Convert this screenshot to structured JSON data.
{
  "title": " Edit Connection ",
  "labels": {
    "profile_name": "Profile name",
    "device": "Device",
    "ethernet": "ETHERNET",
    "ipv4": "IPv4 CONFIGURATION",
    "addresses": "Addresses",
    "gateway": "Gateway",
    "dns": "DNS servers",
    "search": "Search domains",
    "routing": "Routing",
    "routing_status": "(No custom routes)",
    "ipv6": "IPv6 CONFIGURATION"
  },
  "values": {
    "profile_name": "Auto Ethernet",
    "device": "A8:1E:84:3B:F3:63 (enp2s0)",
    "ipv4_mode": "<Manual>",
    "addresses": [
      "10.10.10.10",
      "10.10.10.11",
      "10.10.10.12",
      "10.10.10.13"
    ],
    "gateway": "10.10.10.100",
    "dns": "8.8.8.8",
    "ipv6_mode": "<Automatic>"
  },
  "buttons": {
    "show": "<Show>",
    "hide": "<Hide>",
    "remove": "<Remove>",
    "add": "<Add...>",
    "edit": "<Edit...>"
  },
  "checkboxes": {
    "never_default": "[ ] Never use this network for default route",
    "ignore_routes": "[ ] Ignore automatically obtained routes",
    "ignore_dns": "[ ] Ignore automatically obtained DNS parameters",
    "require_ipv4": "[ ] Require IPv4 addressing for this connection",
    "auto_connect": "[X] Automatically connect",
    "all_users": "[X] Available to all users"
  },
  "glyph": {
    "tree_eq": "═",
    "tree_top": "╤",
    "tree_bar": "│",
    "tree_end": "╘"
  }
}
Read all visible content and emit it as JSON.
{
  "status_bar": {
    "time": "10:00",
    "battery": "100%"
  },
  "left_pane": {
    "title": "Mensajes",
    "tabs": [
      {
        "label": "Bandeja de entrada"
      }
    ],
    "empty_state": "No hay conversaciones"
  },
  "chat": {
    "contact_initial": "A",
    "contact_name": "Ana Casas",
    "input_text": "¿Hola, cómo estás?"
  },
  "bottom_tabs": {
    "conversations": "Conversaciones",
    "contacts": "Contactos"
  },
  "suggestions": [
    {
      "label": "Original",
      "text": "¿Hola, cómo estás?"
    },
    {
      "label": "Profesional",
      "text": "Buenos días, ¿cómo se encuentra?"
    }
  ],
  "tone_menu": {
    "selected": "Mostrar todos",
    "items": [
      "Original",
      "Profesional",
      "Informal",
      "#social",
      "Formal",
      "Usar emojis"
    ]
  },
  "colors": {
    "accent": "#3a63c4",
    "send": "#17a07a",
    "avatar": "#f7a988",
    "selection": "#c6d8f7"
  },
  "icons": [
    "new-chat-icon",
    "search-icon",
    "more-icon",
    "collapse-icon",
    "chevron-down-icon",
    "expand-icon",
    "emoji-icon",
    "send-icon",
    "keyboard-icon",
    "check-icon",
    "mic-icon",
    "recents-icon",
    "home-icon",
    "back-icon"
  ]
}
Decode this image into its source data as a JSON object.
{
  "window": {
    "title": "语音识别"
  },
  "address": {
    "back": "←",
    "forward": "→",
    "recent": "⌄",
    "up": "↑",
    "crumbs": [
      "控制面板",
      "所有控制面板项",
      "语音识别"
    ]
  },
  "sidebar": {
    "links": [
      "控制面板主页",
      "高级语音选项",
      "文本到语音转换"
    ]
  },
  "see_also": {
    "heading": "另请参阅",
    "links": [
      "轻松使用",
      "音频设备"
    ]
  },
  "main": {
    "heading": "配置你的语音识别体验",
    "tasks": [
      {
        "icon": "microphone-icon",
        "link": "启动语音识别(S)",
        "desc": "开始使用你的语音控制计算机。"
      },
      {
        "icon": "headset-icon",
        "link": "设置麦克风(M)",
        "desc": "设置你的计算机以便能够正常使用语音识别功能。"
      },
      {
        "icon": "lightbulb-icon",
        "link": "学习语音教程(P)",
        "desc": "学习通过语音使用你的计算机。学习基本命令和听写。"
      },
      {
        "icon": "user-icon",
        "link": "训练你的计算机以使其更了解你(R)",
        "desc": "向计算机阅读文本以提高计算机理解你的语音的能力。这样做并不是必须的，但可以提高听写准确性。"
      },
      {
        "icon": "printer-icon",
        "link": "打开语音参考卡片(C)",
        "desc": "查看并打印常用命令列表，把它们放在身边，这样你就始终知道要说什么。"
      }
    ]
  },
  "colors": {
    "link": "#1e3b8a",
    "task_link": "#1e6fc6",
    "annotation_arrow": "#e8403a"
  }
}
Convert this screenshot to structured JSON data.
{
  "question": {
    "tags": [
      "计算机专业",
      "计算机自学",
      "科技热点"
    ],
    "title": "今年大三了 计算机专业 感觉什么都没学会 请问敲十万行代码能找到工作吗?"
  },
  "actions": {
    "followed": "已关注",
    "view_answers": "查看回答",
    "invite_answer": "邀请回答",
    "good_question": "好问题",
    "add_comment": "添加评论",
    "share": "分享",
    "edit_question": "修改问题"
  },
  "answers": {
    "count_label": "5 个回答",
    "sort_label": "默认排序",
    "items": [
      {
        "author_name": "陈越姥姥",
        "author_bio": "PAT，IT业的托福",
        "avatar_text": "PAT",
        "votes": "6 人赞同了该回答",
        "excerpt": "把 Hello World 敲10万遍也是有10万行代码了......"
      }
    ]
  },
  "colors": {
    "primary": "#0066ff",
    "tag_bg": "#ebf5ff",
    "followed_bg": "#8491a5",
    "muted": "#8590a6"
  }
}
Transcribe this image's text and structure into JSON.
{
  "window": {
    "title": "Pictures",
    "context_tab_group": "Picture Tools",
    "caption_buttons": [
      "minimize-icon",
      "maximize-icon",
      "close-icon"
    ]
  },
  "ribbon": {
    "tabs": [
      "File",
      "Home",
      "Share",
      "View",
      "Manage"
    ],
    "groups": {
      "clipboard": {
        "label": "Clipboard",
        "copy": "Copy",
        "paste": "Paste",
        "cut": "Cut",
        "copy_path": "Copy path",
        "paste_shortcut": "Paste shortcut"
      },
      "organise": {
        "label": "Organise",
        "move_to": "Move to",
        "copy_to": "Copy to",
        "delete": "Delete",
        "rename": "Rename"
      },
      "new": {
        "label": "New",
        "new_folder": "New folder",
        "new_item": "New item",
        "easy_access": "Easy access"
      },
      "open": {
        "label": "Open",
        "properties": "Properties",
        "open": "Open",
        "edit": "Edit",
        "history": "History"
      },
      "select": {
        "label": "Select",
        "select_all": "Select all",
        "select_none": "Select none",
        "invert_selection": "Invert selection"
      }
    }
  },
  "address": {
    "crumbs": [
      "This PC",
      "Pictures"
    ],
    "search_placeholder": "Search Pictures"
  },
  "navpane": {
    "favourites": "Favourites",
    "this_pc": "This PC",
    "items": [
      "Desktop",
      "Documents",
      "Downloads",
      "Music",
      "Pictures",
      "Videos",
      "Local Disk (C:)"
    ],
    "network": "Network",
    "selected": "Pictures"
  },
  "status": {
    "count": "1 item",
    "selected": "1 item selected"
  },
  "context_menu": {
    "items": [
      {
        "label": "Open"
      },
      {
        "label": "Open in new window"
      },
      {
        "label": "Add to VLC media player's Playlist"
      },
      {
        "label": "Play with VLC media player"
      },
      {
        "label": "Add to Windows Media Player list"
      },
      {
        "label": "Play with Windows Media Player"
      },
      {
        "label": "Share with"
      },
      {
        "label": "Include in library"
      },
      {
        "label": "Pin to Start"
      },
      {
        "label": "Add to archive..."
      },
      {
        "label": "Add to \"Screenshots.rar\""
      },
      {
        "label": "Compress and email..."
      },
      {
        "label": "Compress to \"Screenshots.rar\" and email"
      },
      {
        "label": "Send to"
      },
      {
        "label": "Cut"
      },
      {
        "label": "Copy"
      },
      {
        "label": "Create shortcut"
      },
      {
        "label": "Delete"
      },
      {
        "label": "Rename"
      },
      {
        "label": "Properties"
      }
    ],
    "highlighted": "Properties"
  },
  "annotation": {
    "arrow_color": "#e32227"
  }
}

□ □ □ □ □

__CHALLENGE__
Check each line above for the word "Windows" and copy the ones that have it.

__ANSWER FOR THIS EXERCISE__
        "label": "Add to Windows Media Player list"
        "label": "Play with Windows Media Player"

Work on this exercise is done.